* [EXERCISE DIRECTIONS]: Write out all of the data below line for line, with every character kept the same.

* [DATA PROVIDED]:

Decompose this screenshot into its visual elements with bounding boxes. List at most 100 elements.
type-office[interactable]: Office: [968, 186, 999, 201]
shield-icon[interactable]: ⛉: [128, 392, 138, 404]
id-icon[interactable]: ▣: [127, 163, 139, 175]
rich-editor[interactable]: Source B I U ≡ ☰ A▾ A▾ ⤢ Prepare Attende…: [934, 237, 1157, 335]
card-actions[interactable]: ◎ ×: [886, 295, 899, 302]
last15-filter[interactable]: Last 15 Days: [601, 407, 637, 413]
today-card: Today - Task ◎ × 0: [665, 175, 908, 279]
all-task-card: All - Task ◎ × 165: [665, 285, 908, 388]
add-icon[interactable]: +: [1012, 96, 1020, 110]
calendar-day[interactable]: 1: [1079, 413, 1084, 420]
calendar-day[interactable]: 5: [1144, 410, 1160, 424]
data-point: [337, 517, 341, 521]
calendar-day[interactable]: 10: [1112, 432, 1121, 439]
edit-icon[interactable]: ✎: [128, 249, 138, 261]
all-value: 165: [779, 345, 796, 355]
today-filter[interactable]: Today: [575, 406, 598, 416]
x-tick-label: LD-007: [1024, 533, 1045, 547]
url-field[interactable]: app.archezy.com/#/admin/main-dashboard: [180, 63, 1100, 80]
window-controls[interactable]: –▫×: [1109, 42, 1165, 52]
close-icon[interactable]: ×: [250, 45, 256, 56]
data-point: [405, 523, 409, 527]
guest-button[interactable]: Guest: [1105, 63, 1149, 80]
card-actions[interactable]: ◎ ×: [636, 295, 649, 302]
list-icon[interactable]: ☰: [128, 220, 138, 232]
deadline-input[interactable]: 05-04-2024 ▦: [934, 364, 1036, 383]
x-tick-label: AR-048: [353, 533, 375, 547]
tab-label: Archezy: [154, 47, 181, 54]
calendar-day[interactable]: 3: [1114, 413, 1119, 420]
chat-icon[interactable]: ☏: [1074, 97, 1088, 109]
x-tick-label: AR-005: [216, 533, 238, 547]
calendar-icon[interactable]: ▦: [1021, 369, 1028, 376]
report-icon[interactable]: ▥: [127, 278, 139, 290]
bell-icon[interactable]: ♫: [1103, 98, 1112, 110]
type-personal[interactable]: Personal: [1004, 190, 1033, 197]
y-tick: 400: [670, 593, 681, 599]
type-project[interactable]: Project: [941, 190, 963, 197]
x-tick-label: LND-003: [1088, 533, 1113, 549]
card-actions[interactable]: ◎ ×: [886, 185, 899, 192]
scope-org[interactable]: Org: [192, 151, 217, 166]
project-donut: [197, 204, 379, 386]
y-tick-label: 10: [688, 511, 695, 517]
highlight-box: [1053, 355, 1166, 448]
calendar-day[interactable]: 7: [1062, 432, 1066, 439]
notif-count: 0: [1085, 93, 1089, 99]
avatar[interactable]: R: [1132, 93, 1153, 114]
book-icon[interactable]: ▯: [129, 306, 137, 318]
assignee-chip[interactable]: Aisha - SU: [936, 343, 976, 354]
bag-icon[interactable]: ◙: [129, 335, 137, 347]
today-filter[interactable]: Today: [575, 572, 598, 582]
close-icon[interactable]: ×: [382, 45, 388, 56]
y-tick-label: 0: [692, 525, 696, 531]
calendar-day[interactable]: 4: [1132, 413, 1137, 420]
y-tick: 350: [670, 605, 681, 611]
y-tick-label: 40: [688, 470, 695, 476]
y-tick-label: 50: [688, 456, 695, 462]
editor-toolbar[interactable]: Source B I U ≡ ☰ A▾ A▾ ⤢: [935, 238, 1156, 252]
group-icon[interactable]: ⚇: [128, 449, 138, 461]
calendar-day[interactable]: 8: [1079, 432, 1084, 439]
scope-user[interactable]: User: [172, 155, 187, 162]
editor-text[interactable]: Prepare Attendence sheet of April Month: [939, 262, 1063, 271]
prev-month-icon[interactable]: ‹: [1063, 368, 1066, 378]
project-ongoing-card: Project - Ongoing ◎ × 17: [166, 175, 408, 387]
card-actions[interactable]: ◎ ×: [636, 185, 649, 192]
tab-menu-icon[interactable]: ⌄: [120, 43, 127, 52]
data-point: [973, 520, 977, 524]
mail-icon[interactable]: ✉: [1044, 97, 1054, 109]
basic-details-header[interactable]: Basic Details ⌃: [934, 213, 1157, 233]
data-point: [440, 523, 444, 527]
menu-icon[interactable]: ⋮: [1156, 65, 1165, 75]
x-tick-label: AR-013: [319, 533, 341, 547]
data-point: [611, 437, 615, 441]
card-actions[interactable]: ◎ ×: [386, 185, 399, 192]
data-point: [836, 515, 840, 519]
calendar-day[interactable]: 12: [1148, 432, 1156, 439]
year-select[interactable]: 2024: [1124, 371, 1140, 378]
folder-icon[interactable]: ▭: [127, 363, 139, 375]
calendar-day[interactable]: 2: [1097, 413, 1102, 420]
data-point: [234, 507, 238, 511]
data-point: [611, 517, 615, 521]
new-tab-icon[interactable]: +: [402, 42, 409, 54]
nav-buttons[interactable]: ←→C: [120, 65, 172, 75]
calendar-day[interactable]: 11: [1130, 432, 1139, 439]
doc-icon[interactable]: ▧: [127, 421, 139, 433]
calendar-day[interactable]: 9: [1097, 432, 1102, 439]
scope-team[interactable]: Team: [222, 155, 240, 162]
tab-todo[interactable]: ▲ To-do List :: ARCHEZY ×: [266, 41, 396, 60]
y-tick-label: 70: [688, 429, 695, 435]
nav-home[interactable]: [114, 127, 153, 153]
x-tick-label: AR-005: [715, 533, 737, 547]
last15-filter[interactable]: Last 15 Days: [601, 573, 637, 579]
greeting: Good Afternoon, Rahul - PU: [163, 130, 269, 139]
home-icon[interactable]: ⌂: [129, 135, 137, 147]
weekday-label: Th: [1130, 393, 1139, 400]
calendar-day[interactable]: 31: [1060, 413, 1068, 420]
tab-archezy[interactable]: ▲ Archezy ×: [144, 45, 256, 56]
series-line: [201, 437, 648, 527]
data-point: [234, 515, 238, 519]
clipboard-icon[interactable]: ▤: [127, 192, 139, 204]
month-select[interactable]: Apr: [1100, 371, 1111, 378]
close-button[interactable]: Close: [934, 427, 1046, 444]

* [FINAL ANSWER]:
Decompose this screenshot into its visual elements with bounding boxes. List at most 100 elements.
type-office[interactable]: Office: [968, 186, 999, 201]
shield-icon[interactable]: ⛉: [128, 392, 138, 404]
id-icon[interactable]: ▣: [127, 163, 139, 175]
rich-editor[interactable]: Source B I U ≡ ☰ A▾ A▾ ⤢ Prepare Attende…: [934, 237, 1157, 335]
card-actions[interactable]: ◎ ×: [886, 295, 899, 302]
last15-filter[interactable]: Last 15 Days: [601, 407, 637, 413]
today-card: Today - Task ◎ × 0: [665, 175, 908, 279]
all-task-card: All - Task ◎ × 165: [665, 285, 908, 388]
add-icon[interactable]: +: [1012, 96, 1020, 110]
calendar-day[interactable]: 1: [1079, 413, 1084, 420]
calendar-day[interactable]: 5: [1144, 410, 1160, 424]
data-point: [337, 517, 341, 521]
calendar-day[interactable]: 10: [1112, 432, 1121, 439]
edit-icon[interactable]: ✎: [128, 249, 138, 261]
all-value: 165: [779, 345, 796, 355]
today-filter[interactable]: Today: [575, 406, 598, 416]
x-tick-label: LD-007: [1024, 533, 1045, 547]
url-field[interactable]: app.archezy.com/#/admin/main-dashboard: [180, 63, 1100, 80]
window-controls[interactable]: –▫×: [1109, 42, 1165, 52]
close-icon[interactable]: ×: [250, 45, 256, 56]
data-point: [405, 523, 409, 527]
guest-button[interactable]: Guest: [1105, 63, 1149, 80]
card-actions[interactable]: ◎ ×: [636, 295, 649, 302]
list-icon[interactable]: ☰: [128, 220, 138, 232]
deadline-input[interactable]: 05-04-2024 ▦: [934, 364, 1036, 383]
x-tick-label: AR-048: [353, 533, 375, 547]
tab-label: Archezy: [154, 47, 181, 54]
calendar-day[interactable]: 3: [1114, 413, 1119, 420]
chat-icon[interactable]: ☏: [1074, 97, 1088, 109]
x-tick-label: AR-005: [216, 533, 238, 547]
calendar-icon[interactable]: ▦: [1021, 369, 1028, 376]
report-icon[interactable]: ▥: [127, 278, 139, 290]
bell-icon[interactable]: ♫: [1103, 98, 1112, 110]
type-personal[interactable]: Personal: [1004, 190, 1033, 197]
y-tick: 400: [670, 593, 681, 599]
type-project[interactable]: Project: [941, 190, 963, 197]
x-tick-label: LND-003: [1088, 533, 1113, 549]
card-actions[interactable]: ◎ ×: [886, 185, 899, 192]
scope-org[interactable]: Org: [192, 151, 217, 166]
project-donut: [197, 204, 379, 386]
y-tick-label: 10: [688, 511, 695, 517]
highlight-box: [1053, 355, 1166, 448]
calendar-day[interactable]: 7: [1062, 432, 1066, 439]
notif-count: 0: [1085, 93, 1089, 99]
avatar[interactable]: R: [1132, 93, 1153, 114]
book-icon[interactable]: ▯: [129, 306, 137, 318]
assignee-chip[interactable]: Aisha - SU: [936, 343, 976, 354]
bag-icon[interactable]: ◙: [129, 335, 137, 347]
today-filter[interactable]: Today: [575, 572, 598, 582]
close-icon[interactable]: ×: [382, 45, 388, 56]
y-tick-label: 0: [692, 525, 696, 531]
calendar-day[interactable]: 4: [1132, 413, 1137, 420]
y-tick: 350: [670, 605, 681, 611]
y-tick-label: 40: [688, 470, 695, 476]
y-tick-label: 50: [688, 456, 695, 462]
editor-toolbar[interactable]: Source B I U ≡ ☰ A▾ A▾ ⤢: [935, 238, 1156, 252]
group-icon[interactable]: ⚇: [128, 449, 138, 461]
calendar-day[interactable]: 8: [1079, 432, 1084, 439]
scope-user[interactable]: User: [172, 155, 187, 162]
editor-text[interactable]: Prepare Attendence sheet of April Month: [939, 262, 1063, 271]
prev-month-icon[interactable]: ‹: [1063, 368, 1066, 378]
project-ongoing-card: Project - Ongoing ◎ × 17: [166, 175, 408, 387]
card-actions[interactable]: ◎ ×: [636, 185, 649, 192]
tab-menu-icon[interactable]: ⌄: [120, 43, 127, 52]
data-point: [973, 520, 977, 524]
mail-icon[interactable]: ✉: [1044, 97, 1054, 109]
basic-details-header[interactable]: Basic Details ⌃: [934, 213, 1157, 233]
data-point: [440, 523, 444, 527]
menu-icon[interactable]: ⋮: [1156, 65, 1165, 75]
x-tick-label: AR-013: [319, 533, 341, 547]
data-point: [611, 437, 615, 441]
card-actions[interactable]: ◎ ×: [386, 185, 399, 192]
data-point: [836, 515, 840, 519]
calendar-day[interactable]: 12: [1148, 432, 1156, 439]
year-select[interactable]: 2024: [1124, 371, 1140, 378]
folder-icon[interactable]: ▭: [127, 363, 139, 375]
calendar-day[interactable]: 2: [1097, 413, 1102, 420]
data-point: [234, 507, 238, 511]
data-point: [611, 517, 615, 521]
new-tab-icon[interactable]: +: [402, 42, 409, 54]
nav-buttons[interactable]: ←→C: [120, 65, 172, 75]
calendar-day[interactable]: 11: [1130, 432, 1139, 439]
doc-icon[interactable]: ▧: [127, 421, 139, 433]
calendar-day[interactable]: 9: [1097, 432, 1102, 439]
scope-team[interactable]: Team: [222, 155, 240, 162]
tab-todo[interactable]: ▲ To-do List :: ARCHEZY ×: [266, 41, 396, 60]
y-tick-label: 70: [688, 429, 695, 435]
nav-home[interactable]: [114, 127, 153, 153]
x-tick-label: AR-005: [715, 533, 737, 547]
last15-filter[interactable]: Last 15 Days: [601, 573, 637, 579]
greeting: Good Afternoon, Rahul - PU: [163, 130, 269, 139]
home-icon[interactable]: ⌂: [129, 135, 137, 147]
weekday-label: Th: [1130, 393, 1139, 400]
calendar-day[interactable]: 31: [1060, 413, 1068, 420]
tab-archezy[interactable]: ▲ Archezy ×: [144, 45, 256, 56]
series-line: [201, 437, 648, 527]
data-point: [234, 515, 238, 519]
clipboard-icon[interactable]: ▤: [127, 192, 139, 204]
month-select[interactable]: Apr: [1100, 371, 1111, 378]
close-button[interactable]: Close: [934, 427, 1046, 444]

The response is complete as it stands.